- Written exercise: Transcribe the material below exactly as it appears.

A run of records
________

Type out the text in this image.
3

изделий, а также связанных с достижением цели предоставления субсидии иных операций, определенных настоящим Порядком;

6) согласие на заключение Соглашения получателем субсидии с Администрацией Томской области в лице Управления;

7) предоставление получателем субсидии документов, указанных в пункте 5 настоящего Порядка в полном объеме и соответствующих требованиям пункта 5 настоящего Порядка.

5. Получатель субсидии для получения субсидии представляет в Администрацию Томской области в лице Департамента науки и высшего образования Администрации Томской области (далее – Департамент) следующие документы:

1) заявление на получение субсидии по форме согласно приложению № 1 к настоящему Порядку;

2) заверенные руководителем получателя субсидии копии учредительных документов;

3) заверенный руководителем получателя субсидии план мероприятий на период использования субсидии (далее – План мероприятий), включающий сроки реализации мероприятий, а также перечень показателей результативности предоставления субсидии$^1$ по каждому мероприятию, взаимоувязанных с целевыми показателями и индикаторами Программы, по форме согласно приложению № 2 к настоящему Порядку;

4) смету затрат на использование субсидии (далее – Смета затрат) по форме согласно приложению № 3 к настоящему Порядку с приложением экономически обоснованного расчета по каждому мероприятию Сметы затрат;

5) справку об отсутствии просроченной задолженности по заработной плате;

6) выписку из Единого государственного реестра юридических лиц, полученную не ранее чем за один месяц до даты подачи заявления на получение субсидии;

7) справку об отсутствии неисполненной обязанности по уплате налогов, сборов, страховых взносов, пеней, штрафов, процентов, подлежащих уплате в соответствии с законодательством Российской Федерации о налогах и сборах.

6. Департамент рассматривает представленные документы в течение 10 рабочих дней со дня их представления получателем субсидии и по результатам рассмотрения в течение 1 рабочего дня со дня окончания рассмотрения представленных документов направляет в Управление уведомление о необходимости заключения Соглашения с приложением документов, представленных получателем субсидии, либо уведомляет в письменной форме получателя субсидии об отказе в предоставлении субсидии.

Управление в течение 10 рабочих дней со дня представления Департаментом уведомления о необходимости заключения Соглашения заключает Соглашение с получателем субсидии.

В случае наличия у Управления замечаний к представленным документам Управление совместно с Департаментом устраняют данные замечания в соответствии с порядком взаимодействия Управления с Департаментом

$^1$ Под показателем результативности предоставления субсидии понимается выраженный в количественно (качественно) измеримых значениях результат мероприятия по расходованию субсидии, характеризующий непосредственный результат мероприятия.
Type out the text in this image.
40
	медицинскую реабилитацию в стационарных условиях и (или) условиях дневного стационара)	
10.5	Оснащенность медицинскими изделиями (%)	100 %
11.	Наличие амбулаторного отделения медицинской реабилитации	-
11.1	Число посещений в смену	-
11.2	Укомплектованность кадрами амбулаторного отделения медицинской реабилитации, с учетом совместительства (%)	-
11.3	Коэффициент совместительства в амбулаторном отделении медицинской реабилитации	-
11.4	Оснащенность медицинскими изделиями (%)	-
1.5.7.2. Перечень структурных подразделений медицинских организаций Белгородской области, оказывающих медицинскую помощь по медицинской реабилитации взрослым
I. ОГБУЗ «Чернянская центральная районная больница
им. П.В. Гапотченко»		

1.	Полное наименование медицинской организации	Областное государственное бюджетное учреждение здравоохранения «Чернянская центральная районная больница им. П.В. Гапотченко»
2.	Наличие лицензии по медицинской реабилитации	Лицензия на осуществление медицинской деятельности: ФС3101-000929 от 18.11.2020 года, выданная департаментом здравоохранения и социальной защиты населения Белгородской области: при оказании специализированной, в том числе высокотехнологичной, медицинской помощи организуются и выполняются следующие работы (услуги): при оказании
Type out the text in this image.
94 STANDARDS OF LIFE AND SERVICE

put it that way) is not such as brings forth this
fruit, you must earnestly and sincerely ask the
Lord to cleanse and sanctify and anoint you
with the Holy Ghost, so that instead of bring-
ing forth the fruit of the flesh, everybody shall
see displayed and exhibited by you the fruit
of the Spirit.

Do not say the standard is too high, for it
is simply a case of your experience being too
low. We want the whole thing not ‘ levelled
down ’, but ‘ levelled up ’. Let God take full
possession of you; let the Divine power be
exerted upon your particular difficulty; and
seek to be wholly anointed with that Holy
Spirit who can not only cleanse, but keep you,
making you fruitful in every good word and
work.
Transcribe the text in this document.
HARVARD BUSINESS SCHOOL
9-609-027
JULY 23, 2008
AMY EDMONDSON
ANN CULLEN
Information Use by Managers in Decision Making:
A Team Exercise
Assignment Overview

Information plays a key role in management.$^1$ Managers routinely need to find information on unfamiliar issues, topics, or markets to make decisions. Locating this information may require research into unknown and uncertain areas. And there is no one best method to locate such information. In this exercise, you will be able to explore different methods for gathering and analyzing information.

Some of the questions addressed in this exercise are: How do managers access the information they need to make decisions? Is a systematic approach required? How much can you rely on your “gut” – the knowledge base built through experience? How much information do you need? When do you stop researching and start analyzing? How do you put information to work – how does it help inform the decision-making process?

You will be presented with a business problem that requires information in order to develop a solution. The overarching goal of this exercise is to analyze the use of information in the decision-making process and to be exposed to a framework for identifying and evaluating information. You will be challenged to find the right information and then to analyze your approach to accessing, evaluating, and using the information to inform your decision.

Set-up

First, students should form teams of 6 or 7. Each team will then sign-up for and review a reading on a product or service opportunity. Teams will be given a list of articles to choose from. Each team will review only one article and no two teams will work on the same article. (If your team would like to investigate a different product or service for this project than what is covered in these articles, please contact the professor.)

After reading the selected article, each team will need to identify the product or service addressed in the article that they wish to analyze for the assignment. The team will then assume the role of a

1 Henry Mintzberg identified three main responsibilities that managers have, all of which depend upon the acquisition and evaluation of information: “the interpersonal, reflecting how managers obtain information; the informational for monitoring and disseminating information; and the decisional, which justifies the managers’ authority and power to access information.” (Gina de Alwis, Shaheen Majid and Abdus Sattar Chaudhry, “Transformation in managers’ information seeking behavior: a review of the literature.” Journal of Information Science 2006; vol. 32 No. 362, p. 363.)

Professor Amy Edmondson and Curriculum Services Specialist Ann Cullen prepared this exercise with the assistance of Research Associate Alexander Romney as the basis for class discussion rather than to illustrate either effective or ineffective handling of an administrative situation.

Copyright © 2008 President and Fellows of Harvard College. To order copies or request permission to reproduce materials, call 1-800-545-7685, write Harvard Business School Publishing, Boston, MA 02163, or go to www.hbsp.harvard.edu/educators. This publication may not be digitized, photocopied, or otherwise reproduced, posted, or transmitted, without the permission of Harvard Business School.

________

- Exercise result:
Type out the text in this image.
3

изделий, а также связанных с достижением цели предоставления субсидии иных операций, определенных настоящим Порядком;

6) согласие на заключение Соглашения получателем субсидии с Администрацией Томской области в лице Управления;

7) предоставление получателем субсидии документов, указанных в пункте 5 настоящего Порядка в полном объеме и соответствующих требованиям пункта 5 настоящего Порядка.

5. Получатель субсидии для получения субсидии представляет в Администрацию Томской области в лице Департамента науки и высшего образования Администрации Томской области (далее – Департамент) следующие документы:

1) заявление на получение субсидии по форме согласно приложению № 1 к настоящему Порядку;

2) заверенные руководителем получателя субсидии копии учредительных документов;

3) заверенный руководителем получателя субсидии план мероприятий на период использования субсидии (далее – План мероприятий), включающий сроки реализации мероприятий, а также перечень показателей результативности предоставления субсидии$^1$ по каждому мероприятию, взаимоувязанных с целевыми показателями и индикаторами Программы, по форме согласно приложению № 2 к настоящему Порядку;

4) смету затрат на использование субсидии (далее – Смета затрат) по форме согласно приложению № 3 к настоящему Порядку с приложением экономически обоснованного расчета по каждому мероприятию Сметы затрат;

5) справку об отсутствии просроченной задолженности по заработной плате;

6) выписку из Единого государственного реестра юридических лиц, полученную не ранее чем за один месяц до даты подачи заявления на получение субсидии;

7) справку об отсутствии неисполненной обязанности по уплате налогов, сборов, страховых взносов, пеней, штрафов, процентов, подлежащих уплате в соответствии с законодательством Российской Федерации о налогах и сборах.

6. Департамент рассматривает представленные документы в течение 10 рабочих дней со дня их представления получателем субсидии и по результатам рассмотрения в течение 1 рабочего дня со дня окончания рассмотрения представленных документов направляет в Управление уведомление о необходимости заключения Соглашения с приложением документов, представленных получателем субсидии, либо уведомляет в письменной форме получателя субсидии об отказе в предоставлении субсидии.

Управление в течение 10 рабочих дней со дня представления Департаментом уведомления о необходимости заключения Соглашения заключает Соглашение с получателем субсидии.

В случае наличия у Управления замечаний к представленным документам Управление совместно с Департаментом устраняют данные замечания в соответствии с порядком взаимодействия Управления с Департаментом

$^1$ Под показателем результативности предоставления субсидии понимается выраженный в количественно (качественно) измеримых значениях результат мероприятия по расходованию субсидии, характеризующий непосредственный результат мероприятия.
Type out the text in this image.
40
	медицинскую реабилитацию в стационарных условиях и (или) условиях дневного стационара)	
10.5	Оснащенность медицинскими изделиями (%)	100 %
11.	Наличие амбулаторного отделения медицинской реабилитации	-
11.1	Число посещений в смену	-
11.2	Укомплектованность кадрами амбулаторного отделения медицинской реабилитации, с учетом совместительства (%)	-
11.3	Коэффициент совместительства в амбулаторном отделении медицинской реабилитации	-
11.4	Оснащенность медицинскими изделиями (%)	-
1.5.7.2. Перечень структурных подразделений медицинских организаций Белгородской области, оказывающих медицинскую помощь по медицинской реабилитации взрослым
I. ОГБУЗ «Чернянская центральная районная больница
им. П.В. Гапотченко»		

1.	Полное наименование медицинской организации	Областное государственное бюджетное учреждение здравоохранения «Чернянская центральная районная больница им. П.В. Гапотченко»
2.	Наличие лицензии по медицинской реабилитации	Лицензия на осуществление медицинской деятельности: ФС3101-000929 от 18.11.2020 года, выданная департаментом здравоохранения и социальной защиты населения Белгородской области: при оказании специализированной, в том числе высокотехнологичной, медицинской помощи организуются и выполняются следующие работы (услуги): при оказании
Type out the text in this image.
94 STANDARDS OF LIFE AND SERVICE

put it that way) is not such as brings forth this
fruit, you must earnestly and sincerely ask the
Lord to cleanse and sanctify and anoint you
with the Holy Ghost, so that instead of bring-
ing forth the fruit of the flesh, everybody shall
see displayed and exhibited by you the fruit
of the Spirit.

Do not say the standard is too high, for it
is simply a case of your experience being too
low. We want the whole thing not ‘ levelled
down ’, but ‘ levelled up ’. Let God take full
possession of you; let the Divine power be
exerted upon your particular difficulty; and
seek to be wholly anointed with that Holy
Spirit who can not only cleanse, but keep you,
making you fruitful in every good word and
work.
Transcribe the text in this document.
HARVARD BUSINESS SCHOOL
9-609-027
JULY 23, 2008
AMY EDMONDSON
ANN CULLEN
Information Use by Managers in Decision Making:
A Team Exercise
Assignment Overview

Information plays a key role in management.$^1$ Managers routinely need to find information on unfamiliar issues, topics, or markets to make decisions. Locating this information may require research into unknown and uncertain areas. And there is no one best method to locate such information. In this exercise, you will be able to explore different methods for gathering and analyzing information.

Some of the questions addressed in this exercise are: How do managers access the information they need to make decisions? Is a systematic approach required? How much can you rely on your “gut” – the knowledge base built through experience? How much information do you need? When do you stop researching and start analyzing? How do you put information to work – how does it help inform the decision-making process?

You will be presented with a business problem that requires information in order to develop a solution. The overarching goal of this exercise is to analyze the use of information in the decision-making process and to be exposed to a framework for identifying and evaluating information. You will be challenged to find the right information and then to analyze your approach to accessing, evaluating, and using the information to inform your decision.

Set-up

First, students should form teams of 6 or 7. Each team will then sign-up for and review a reading on a product or service opportunity. Teams will be given a list of articles to choose from. Each team will review only one article and no two teams will work on the same article. (If your team would like to investigate a different product or service for this project than what is covered in these articles, please contact the professor.)

After reading the selected article, each team will need to identify the product or service addressed in the article that they wish to analyze for the assignment. The team will then assume the role of a

1 Henry Mintzberg identified three main responsibilities that managers have, all of which depend upon the acquisition and evaluation of information: “the interpersonal, reflecting how managers obtain information; the informational for monitoring and disseminating information; and the decisional, which justifies the managers’ authority and power to access information.” (Gina de Alwis, Shaheen Majid and Abdus Sattar Chaudhry, “Transformation in managers’ information seeking behavior: a review of the literature.” Journal of Information Science 2006; vol. 32 No. 362, p. 363.)

Professor Amy Edmondson and Curriculum Services Specialist Ann Cullen prepared this exercise with the assistance of Research Associate Alexander Romney as the basis for class discussion rather than to illustrate either effective or ineffective handling of an administrative situation.

Copyright © 2008 President and Fellows of Harvard College. To order copies or request permission to reproduce materials, call 1-800-545-7685, write Harvard Business School Publishing, Boston, MA 02163, or go to www.hbsp.harvard.edu/educators. This publication may not be digitized, photocopied, or otherwise reproduced, posted, or transmitted, without the permission of Harvard Business School.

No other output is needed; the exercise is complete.